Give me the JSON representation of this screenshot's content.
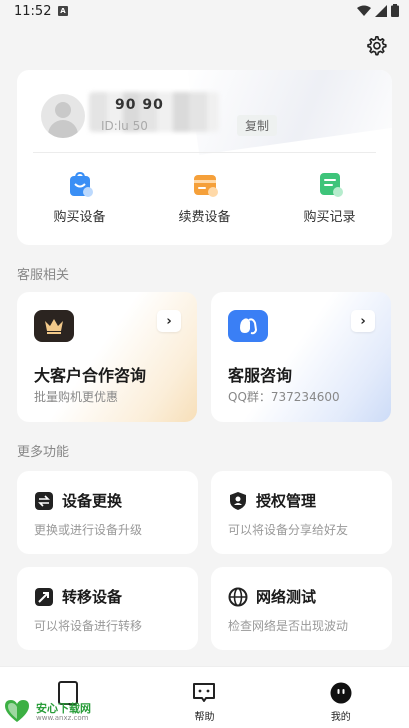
{
  "status_bar": {
    "time": "11:52",
    "notification_badge": "A"
  },
  "profile": {
    "name": "90 90",
    "device_id": "ID:lu 50",
    "copy_label": "复制"
  },
  "quick_actions": [
    {
      "label": "购买设备",
      "icon": "shopping-bag-icon",
      "color": "#3a8ff5"
    },
    {
      "label": "续费设备",
      "icon": "folder-card-icon",
      "color": "#f5a03a"
    },
    {
      "label": "购买记录",
      "icon": "record-list-icon",
      "color": "#3ec47a"
    }
  ],
  "customer_service": {
    "section_title": "客服相关",
    "cards": [
      {
        "title": "大客户合作咨询",
        "subtitle": "批量购机更优惠",
        "icon": "crown-icon",
        "icon_bg": "#2b2420"
      },
      {
        "title": "客服咨询",
        "subtitle": "QQ群：737234600",
        "icon": "qq-icon",
        "icon_bg": "#3a7ff5"
      }
    ]
  },
  "more_functions": {
    "section_title": "更多功能",
    "cards": [
      {
        "title": "设备更换",
        "subtitle": "更换或进行设备升级",
        "icon": "swap-icon"
      },
      {
        "title": "授权管理",
        "subtitle": "可以将设备分享给好友",
        "icon": "shield-user-icon"
      },
      {
        "title": "转移设备",
        "subtitle": "可以将设备进行转移",
        "icon": "transfer-arrow-icon"
      },
      {
        "title": "网络测试",
        "subtitle": "检查网络是否出现波动",
        "icon": "globe-icon"
      }
    ]
  },
  "tabbar": {
    "tabs": [
      {
        "label": "",
        "icon": "device-icon"
      },
      {
        "label": "帮助",
        "icon": "help-chat-icon"
      },
      {
        "label": "我的",
        "icon": "profile-face-icon"
      }
    ]
  },
  "watermark": {
    "name": "安心下载网",
    "url": "www.anxz.com"
  }
}
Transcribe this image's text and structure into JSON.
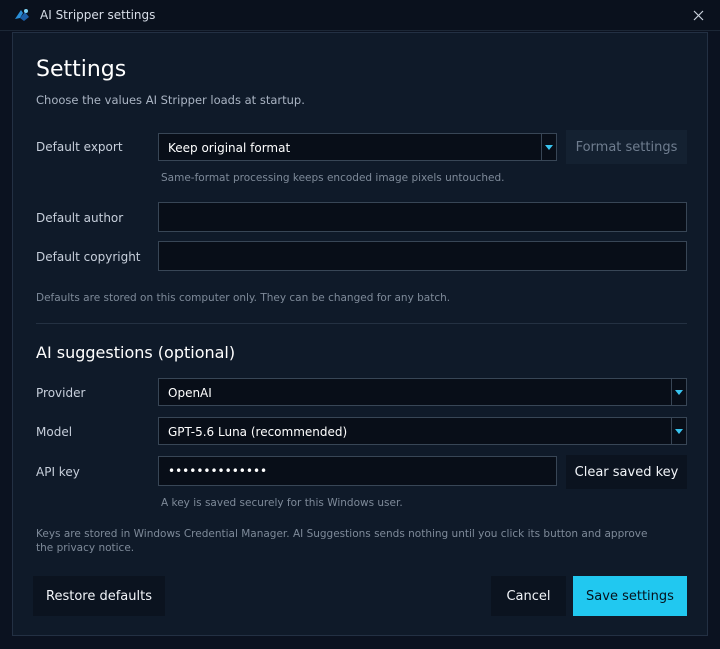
{
  "window": {
    "title": "AI Stripper settings"
  },
  "header": {
    "title": "Settings",
    "subtitle": "Choose the values AI Stripper loads at startup."
  },
  "defaults": {
    "export_label": "Default export",
    "export_value": "Keep original format",
    "format_settings_button": "Format settings",
    "export_hint": "Same-format processing keeps encoded image pixels untouched.",
    "author_label": "Default author",
    "author_value": "",
    "copyright_label": "Default copyright",
    "copyright_value": "",
    "storage_hint": "Defaults are stored on this computer only. They can be changed for any batch."
  },
  "ai": {
    "title": "AI suggestions (optional)",
    "provider_label": "Provider",
    "provider_value": "OpenAI",
    "model_label": "Model",
    "model_value": "GPT-5.6 Luna (recommended)",
    "api_key_label": "API key",
    "api_key_value": "••••••••••••••",
    "clear_key_button": "Clear saved key",
    "key_hint": "A key is saved securely for this Windows user.",
    "note": "Keys are stored in Windows Credential Manager. AI Suggestions sends nothing until you click its button and approve the privacy notice."
  },
  "footer": {
    "restore_button": "Restore defaults",
    "cancel_button": "Cancel",
    "save_button": "Save settings"
  },
  "colors": {
    "accent": "#21c8f0",
    "background": "#0f1a29",
    "input_bg": "#080e18"
  }
}
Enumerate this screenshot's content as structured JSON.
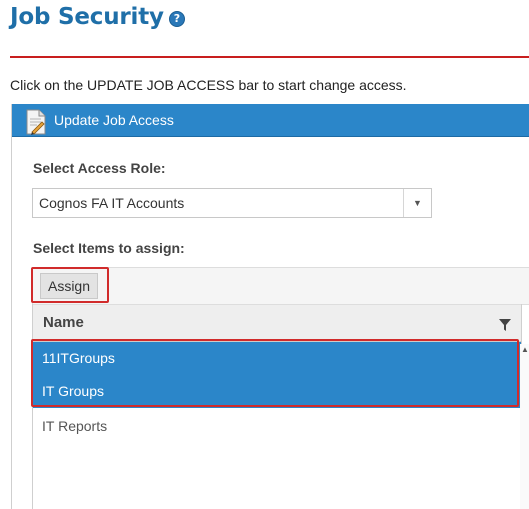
{
  "page": {
    "title": "Job Security",
    "help_icon_glyph": "?",
    "instruction": "Click on the UPDATE JOB ACCESS bar to start change access."
  },
  "panel": {
    "header_label": "Update Job Access",
    "header_icon": "document-edit-icon",
    "role_label": "Select Access Role:",
    "role_select": {
      "value": "Cognos FA IT Accounts",
      "arrow": "▼"
    },
    "items_label": "Select Items to assign:",
    "assign_button": "Assign"
  },
  "grid": {
    "column_header": "Name",
    "filter_icon": "filter-icon",
    "rows": [
      {
        "name": "11ITGroups",
        "selected": true
      },
      {
        "name": "IT Groups",
        "selected": true
      },
      {
        "name": "IT Reports",
        "selected": false
      }
    ]
  },
  "colors": {
    "accent": "#2b86c9",
    "title": "#1f6fa8",
    "highlight": "#d12b2b"
  }
}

====

> BRIEF: Leave out the pictures, and give all the records again exactly.

> THE SOLUTION:
Give me the JSON representation of this screenshot's content.
{
  "status_bar": {
    "time": "11:52",
    "notification_badge": "A"
  },
  "profile": {
    "name": "90 90",
    "device_id": "ID:lu 50",
    "copy_label": "复制"
  },
  "quick_actions": [
    {
      "label": "购买设备",
      "icon": "shopping-bag-icon",
      "color": "#3a8ff5"
    },
    {
      "label": "续费设备",
      "icon": "folder-card-icon",
      "color": "#f5a03a"
    },
    {
      "label": "购买记录",
      "icon": "record-list-icon",
      "color": "#3ec47a"
    }
  ],
  "customer_service": {
    "section_title": "客服相关",
    "cards": [
      {
        "title": "大客户合作咨询",
        "subtitle": "批量购机更优惠",
        "icon": "crown-icon",
        "icon_bg": "#2b2420"
      },
      {
        "title": "客服咨询",
        "subtitle": "QQ群：737234600",
        "icon": "qq-icon",
        "icon_bg": "#3a7ff5"
      }
    ]
  },
  "more_functions": {
    "section_title": "更多功能",
    "cards": [
      {
        "title": "设备更换",
        "subtitle": "更换或进行设备升级",
        "icon": "swap-icon"
      },
      {
        "title": "授权管理",
        "subtitle": "可以将设备分享给好友",
        "icon": "shield-user-icon"
      },
      {
        "title": "转移设备",
        "subtitle": "可以将设备进行转移",
        "icon": "transfer-arrow-icon"
      },
      {
        "title": "网络测试",
        "subtitle": "检查网络是否出现波动",
        "icon": "globe-icon"
      }
    ]
  },
  "tabbar": {
    "tabs": [
      {
        "label": "",
        "icon": "device-icon"
      },
      {
        "label": "帮助",
        "icon": "help-chat-icon"
      },
      {
        "label": "我的",
        "icon": "profile-face-icon"
      }
    ]
  },
  "watermark": {
    "name": "安心下载网",
    "url": "www.anxz.com"
  }
}
Transcribe this image's text and structure into JSON.
{
  "window": {
    "title": "AI Stripper settings"
  },
  "header": {
    "title": "Settings",
    "subtitle": "Choose the values AI Stripper loads at startup."
  },
  "defaults": {
    "export_label": "Default export",
    "export_value": "Keep original format",
    "format_settings_button": "Format settings",
    "export_hint": "Same-format processing keeps encoded image pixels untouched.",
    "author_label": "Default author",
    "author_value": "",
    "copyright_label": "Default copyright",
    "copyright_value": "",
    "storage_hint": "Defaults are stored on this computer only. They can be changed for any batch."
  },
  "ai": {
    "title": "AI suggestions (optional)",
    "provider_label": "Provider",
    "provider_value": "OpenAI",
    "model_label": "Model",
    "model_value": "GPT-5.6 Luna (recommended)",
    "api_key_label": "API key",
    "api_key_value": "••••••••••••••",
    "clear_key_button": "Clear saved key",
    "key_hint": "A key is saved securely for this Windows user.",
    "note": "Keys are stored in Windows Credential Manager. AI Suggestions sends nothing until you click its button and approve the privacy notice."
  },
  "footer": {
    "restore_button": "Restore defaults",
    "cancel_button": "Cancel",
    "save_button": "Save settings"
  },
  "colors": {
    "accent": "#21c8f0",
    "background": "#0f1a29",
    "input_bg": "#080e18"
  }
}
Enumerate this screenshot's content as structured JSON.
{
  "page": {
    "title": "Job Security",
    "help_icon_glyph": "?",
    "instruction": "Click on the UPDATE JOB ACCESS bar to start change access."
  },
  "panel": {
    "header_label": "Update Job Access",
    "header_icon": "document-edit-icon",
    "role_label": "Select Access Role:",
    "role_select": {
      "value": "Cognos FA IT Accounts",
      "arrow": "▼"
    },
    "items_label": "Select Items to assign:",
    "assign_button": "Assign"
  },
  "grid": {
    "column_header": "Name",
    "filter_icon": "filter-icon",
    "rows": [
      {
        "name": "11ITGroups",
        "selected": true
      },
      {
        "name": "IT Groups",
        "selected": true
      },
      {
        "name": "IT Reports",
        "selected": false
      }
    ]
  },
  "colors": {
    "accent": "#2b86c9",
    "title": "#1f6fa8",
    "highlight": "#d12b2b"
  }
}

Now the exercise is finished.